• **What the task asks**:
Quote, verbatim, all material below, without pictures.
### Input records ###
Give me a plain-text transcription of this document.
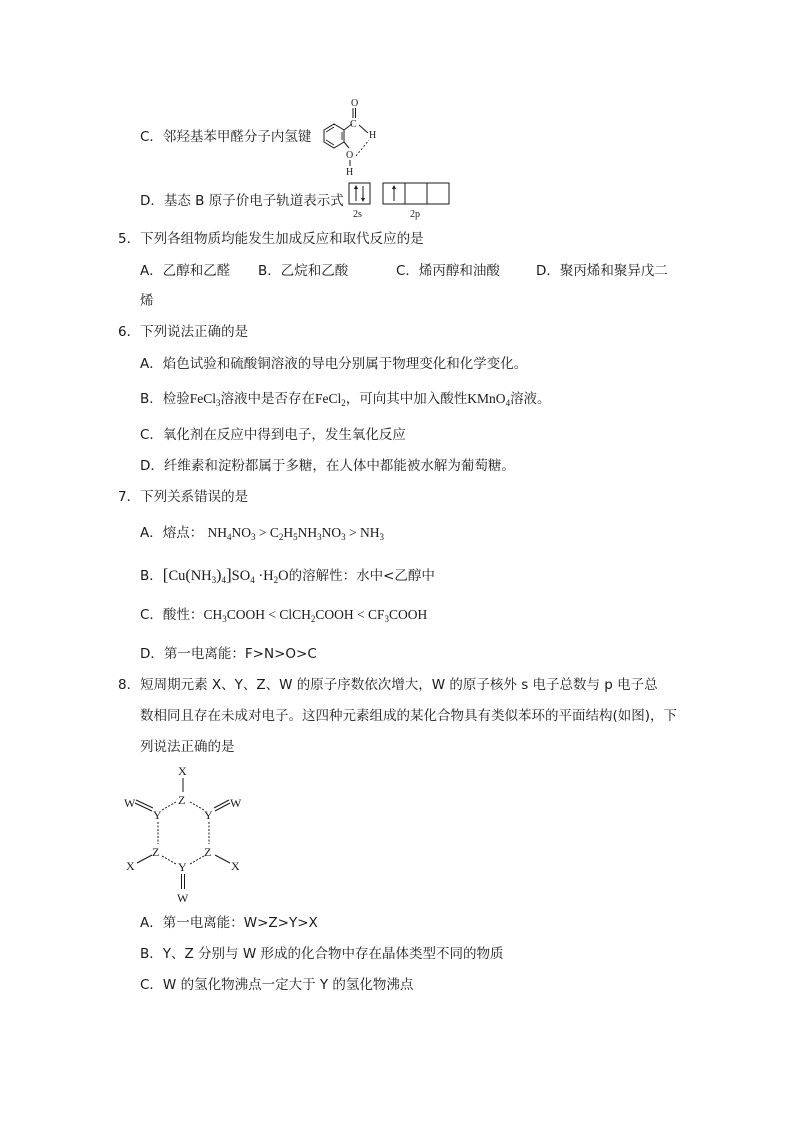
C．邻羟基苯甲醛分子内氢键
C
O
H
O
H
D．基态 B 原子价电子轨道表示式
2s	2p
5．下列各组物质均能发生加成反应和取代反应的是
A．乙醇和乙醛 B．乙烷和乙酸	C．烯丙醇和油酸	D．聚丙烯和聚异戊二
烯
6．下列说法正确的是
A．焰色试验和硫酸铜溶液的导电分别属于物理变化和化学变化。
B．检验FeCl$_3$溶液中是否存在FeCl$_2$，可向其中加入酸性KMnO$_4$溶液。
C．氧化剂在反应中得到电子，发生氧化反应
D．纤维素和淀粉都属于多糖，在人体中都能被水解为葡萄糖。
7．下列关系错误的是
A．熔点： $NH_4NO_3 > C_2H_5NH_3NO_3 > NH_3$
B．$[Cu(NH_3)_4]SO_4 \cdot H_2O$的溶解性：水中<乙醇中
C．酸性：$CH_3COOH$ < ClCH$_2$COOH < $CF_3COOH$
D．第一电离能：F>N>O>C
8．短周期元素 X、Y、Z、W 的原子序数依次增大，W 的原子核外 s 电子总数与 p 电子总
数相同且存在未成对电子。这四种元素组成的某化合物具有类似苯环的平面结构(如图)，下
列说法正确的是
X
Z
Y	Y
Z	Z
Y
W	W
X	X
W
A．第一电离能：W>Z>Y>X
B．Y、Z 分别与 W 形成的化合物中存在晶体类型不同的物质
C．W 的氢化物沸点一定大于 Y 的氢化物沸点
###
• **Response for this exercise**:
Give me a plain-text transcription of this document.
C．邻羟基苯甲醛分子内氢键
C
O
H
O
H
D．基态 B 原子价电子轨道表示式
2s	2p
5．下列各组物质均能发生加成反应和取代反应的是
A．乙醇和乙醛 B．乙烷和乙酸	C．烯丙醇和油酸	D．聚丙烯和聚异戊二
烯
6．下列说法正确的是
A．焰色试验和硫酸铜溶液的导电分别属于物理变化和化学变化。
B．检验FeCl$_3$溶液中是否存在FeCl$_2$，可向其中加入酸性KMnO$_4$溶液。
C．氧化剂在反应中得到电子，发生氧化反应
D．纤维素和淀粉都属于多糖，在人体中都能被水解为葡萄糖。
7．下列关系错误的是
A．熔点： $NH_4NO_3 > C_2H_5NH_3NO_3 > NH_3$
B．$[Cu(NH_3)_4]SO_4 \cdot H_2O$的溶解性：水中<乙醇中
C．酸性：$CH_3COOH$ < ClCH$_2$COOH < $CF_3COOH$
D．第一电离能：F>N>O>C
8．短周期元素 X、Y、Z、W 的原子序数依次增大，W 的原子核外 s 电子总数与 p 电子总
数相同且存在未成对电子。这四种元素组成的某化合物具有类似苯环的平面结构(如图)，下
列说法正确的是
X
Z
Y	Y
Z	Z
Y
W	W
X	X
W
A．第一电离能：W>Z>Y>X
B．Y、Z 分别与 W 形成的化合物中存在晶体类型不同的物质
C．W 的氢化物沸点一定大于 Y 的氢化物沸点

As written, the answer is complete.